> [EXERCISE GOAL]: Leaving out the pictures, please retype each record exactly.

> [RAW DATA]:
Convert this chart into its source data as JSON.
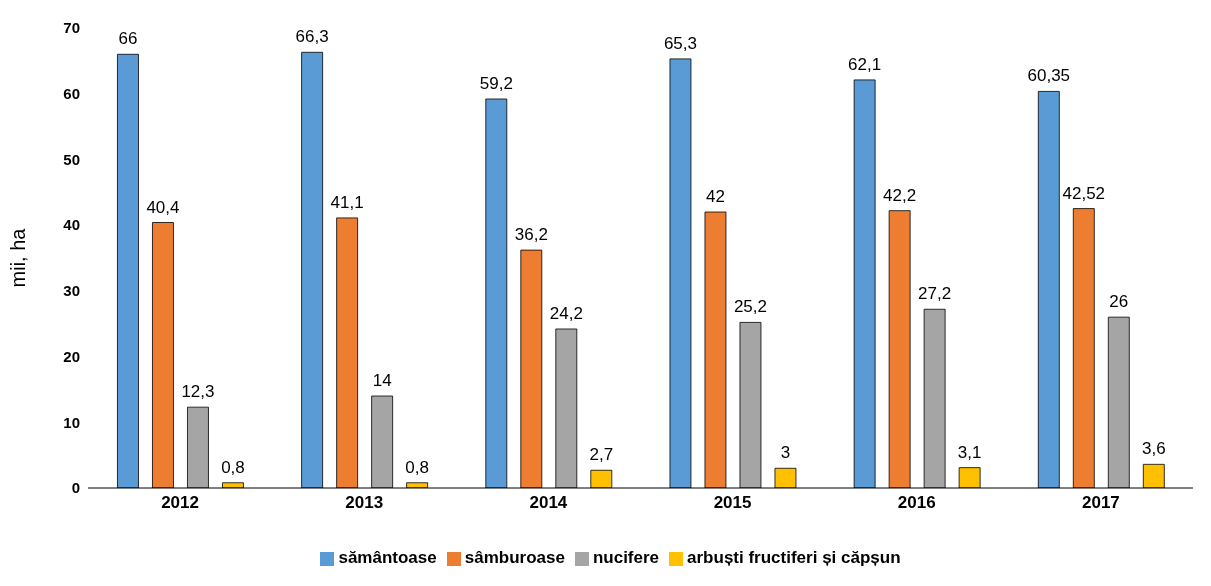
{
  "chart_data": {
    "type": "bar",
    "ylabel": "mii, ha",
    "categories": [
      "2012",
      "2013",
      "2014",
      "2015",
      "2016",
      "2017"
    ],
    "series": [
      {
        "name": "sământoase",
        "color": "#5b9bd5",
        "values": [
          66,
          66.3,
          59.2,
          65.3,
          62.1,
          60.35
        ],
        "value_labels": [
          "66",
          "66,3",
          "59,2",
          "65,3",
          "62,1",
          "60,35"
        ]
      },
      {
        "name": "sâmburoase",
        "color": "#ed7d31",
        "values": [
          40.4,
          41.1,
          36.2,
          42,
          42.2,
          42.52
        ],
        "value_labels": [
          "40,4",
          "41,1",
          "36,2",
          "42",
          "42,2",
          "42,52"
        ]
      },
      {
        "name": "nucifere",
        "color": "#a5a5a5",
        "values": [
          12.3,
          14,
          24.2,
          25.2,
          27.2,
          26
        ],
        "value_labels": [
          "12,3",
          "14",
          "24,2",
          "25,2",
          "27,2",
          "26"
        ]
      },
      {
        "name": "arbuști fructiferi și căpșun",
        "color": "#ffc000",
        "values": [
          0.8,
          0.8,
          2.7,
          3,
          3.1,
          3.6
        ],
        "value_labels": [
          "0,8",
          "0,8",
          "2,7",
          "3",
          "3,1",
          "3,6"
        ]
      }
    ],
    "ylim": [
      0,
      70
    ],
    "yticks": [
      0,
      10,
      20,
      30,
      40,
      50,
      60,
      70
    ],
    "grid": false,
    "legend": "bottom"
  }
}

> [ANSWER TO THIS TASK]:
Convert this chart into its source data as JSON.
{
  "chart_data": {
    "type": "bar",
    "ylabel": "mii, ha",
    "categories": [
      "2012",
      "2013",
      "2014",
      "2015",
      "2016",
      "2017"
    ],
    "series": [
      {
        "name": "sământoase",
        "color": "#5b9bd5",
        "values": [
          66,
          66.3,
          59.2,
          65.3,
          62.1,
          60.35
        ],
        "value_labels": [
          "66",
          "66,3",
          "59,2",
          "65,3",
          "62,1",
          "60,35"
        ]
      },
      {
        "name": "sâmburoase",
        "color": "#ed7d31",
        "values": [
          40.4,
          41.1,
          36.2,
          42,
          42.2,
          42.52
        ],
        "value_labels": [
          "40,4",
          "41,1",
          "36,2",
          "42",
          "42,2",
          "42,52"
        ]
      },
      {
        "name": "nucifere",
        "color": "#a5a5a5",
        "values": [
          12.3,
          14,
          24.2,
          25.2,
          27.2,
          26
        ],
        "value_labels": [
          "12,3",
          "14",
          "24,2",
          "25,2",
          "27,2",
          "26"
        ]
      },
      {
        "name": "arbuști fructiferi și căpșun",
        "color": "#ffc000",
        "values": [
          0.8,
          0.8,
          2.7,
          3,
          3.1,
          3.6
        ],
        "value_labels": [
          "0,8",
          "0,8",
          "2,7",
          "3",
          "3,1",
          "3,6"
        ]
      }
    ],
    "ylim": [
      0,
      70
    ],
    "yticks": [
      0,
      10,
      20,
      30,
      40,
      50,
      60,
      70
    ],
    "grid": false,
    "legend": "bottom"
  }
}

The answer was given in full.